[Extracted data entries]
● ● ● ● ● ● ●
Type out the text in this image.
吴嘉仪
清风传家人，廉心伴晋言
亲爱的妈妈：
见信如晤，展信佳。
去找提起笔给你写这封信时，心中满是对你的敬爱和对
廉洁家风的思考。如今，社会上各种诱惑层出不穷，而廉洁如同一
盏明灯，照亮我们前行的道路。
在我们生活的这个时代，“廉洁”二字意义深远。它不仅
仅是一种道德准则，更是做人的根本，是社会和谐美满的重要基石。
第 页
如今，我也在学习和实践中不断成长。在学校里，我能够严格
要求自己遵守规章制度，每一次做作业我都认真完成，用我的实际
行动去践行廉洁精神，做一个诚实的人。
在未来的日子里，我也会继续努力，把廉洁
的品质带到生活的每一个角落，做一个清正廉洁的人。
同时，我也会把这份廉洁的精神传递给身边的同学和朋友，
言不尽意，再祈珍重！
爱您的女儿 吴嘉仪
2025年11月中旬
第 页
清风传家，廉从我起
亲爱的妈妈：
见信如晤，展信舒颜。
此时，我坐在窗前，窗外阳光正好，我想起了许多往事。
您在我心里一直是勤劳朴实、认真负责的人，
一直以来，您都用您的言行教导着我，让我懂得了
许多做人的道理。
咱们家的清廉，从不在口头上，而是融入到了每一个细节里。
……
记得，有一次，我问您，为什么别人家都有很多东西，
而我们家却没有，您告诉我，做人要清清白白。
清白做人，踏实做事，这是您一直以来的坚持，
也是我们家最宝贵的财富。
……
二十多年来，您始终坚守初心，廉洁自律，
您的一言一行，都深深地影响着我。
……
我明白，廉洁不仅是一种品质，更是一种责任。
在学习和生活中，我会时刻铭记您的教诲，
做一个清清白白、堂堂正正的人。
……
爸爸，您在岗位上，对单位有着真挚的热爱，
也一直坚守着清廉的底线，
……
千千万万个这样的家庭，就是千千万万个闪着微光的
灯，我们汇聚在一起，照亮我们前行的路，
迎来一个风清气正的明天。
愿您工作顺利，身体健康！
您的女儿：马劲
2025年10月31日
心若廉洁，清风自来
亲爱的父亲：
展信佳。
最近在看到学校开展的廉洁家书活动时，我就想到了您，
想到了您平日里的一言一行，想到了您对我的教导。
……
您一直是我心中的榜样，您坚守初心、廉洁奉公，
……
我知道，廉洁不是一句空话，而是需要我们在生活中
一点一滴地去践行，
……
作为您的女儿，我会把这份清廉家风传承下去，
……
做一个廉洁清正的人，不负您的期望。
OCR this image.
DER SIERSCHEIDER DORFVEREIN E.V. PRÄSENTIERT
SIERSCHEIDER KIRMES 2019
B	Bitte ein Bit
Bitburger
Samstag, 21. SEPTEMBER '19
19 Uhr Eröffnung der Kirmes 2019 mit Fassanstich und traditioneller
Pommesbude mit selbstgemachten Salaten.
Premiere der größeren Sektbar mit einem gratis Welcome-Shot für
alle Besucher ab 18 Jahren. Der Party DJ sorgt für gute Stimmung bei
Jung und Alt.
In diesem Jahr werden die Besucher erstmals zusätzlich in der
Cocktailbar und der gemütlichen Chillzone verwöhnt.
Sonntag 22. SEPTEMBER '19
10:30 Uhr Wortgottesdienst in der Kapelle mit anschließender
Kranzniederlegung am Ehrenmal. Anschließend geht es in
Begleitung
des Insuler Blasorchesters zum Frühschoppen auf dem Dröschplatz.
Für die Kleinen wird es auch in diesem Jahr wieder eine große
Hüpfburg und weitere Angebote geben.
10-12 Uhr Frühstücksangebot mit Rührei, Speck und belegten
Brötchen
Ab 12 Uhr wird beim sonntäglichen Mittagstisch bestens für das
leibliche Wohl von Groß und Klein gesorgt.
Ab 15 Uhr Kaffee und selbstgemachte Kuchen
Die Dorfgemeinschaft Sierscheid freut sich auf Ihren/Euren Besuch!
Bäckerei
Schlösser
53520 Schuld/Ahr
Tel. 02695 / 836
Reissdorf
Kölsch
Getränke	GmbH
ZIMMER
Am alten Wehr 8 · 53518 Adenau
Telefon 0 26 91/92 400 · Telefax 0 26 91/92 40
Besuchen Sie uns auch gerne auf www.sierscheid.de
● ● ● ● ● ● ●
_What is needed_. Extract all lines containing the word "Besucher".

_Worked answer_.
alle Besucher ab 18 Jahren. Der Party DJ sorgt für gute Stimmung bei
In diesem Jahr werden die Besucher erstmals zusätzlich in der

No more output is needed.